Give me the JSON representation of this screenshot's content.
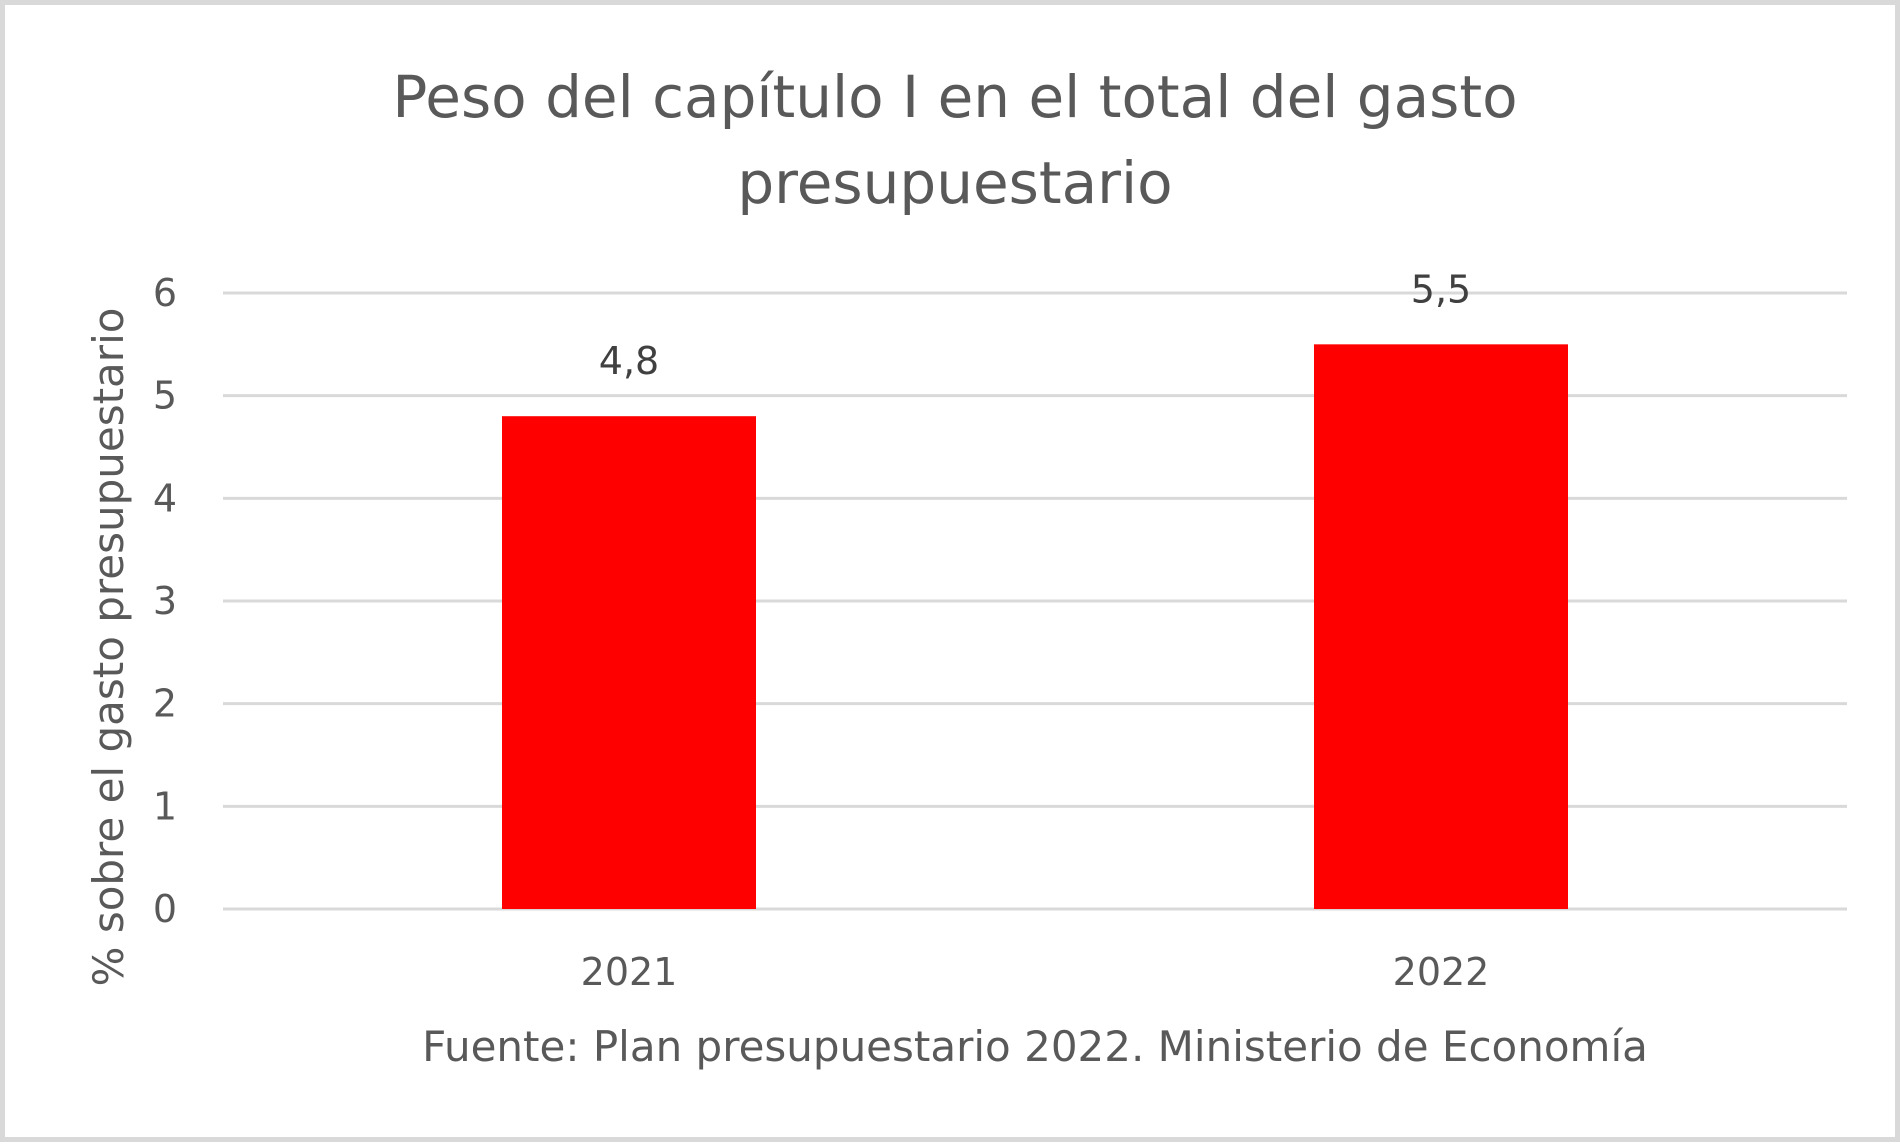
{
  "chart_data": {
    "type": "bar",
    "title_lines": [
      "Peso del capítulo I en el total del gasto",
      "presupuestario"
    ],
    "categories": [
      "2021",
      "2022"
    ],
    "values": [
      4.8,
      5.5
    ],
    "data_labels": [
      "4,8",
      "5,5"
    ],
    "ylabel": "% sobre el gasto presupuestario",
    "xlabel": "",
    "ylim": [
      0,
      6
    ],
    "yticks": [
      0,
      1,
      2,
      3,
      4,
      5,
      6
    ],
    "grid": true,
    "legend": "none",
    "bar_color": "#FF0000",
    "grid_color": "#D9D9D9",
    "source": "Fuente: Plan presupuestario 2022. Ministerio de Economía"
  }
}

===

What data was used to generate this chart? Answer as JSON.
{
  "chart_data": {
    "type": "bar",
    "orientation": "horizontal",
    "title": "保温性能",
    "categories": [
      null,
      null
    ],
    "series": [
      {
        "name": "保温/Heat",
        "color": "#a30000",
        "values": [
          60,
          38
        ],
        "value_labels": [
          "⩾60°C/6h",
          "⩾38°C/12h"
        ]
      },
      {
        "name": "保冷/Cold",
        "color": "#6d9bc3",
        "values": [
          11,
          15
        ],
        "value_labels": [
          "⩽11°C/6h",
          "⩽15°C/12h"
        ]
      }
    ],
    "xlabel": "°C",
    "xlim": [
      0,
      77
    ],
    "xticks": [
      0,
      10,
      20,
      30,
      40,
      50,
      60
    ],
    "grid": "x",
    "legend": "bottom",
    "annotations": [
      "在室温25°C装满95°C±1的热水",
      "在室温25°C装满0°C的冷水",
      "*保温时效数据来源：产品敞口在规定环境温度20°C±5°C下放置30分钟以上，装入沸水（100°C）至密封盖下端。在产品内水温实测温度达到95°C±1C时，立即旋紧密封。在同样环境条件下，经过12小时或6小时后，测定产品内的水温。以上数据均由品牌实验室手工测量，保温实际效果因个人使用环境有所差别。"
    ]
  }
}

===

● **Exercise requirements**: In the entries above, find lines with "presupuestario" and copy each.

● **Solution for this problem**:
      "presupuestario"
    "ylabel": "% sobre el gasto presupuestario",
    "source": "Fuente: Plan presupuestario 2022. Ministerio de Economía"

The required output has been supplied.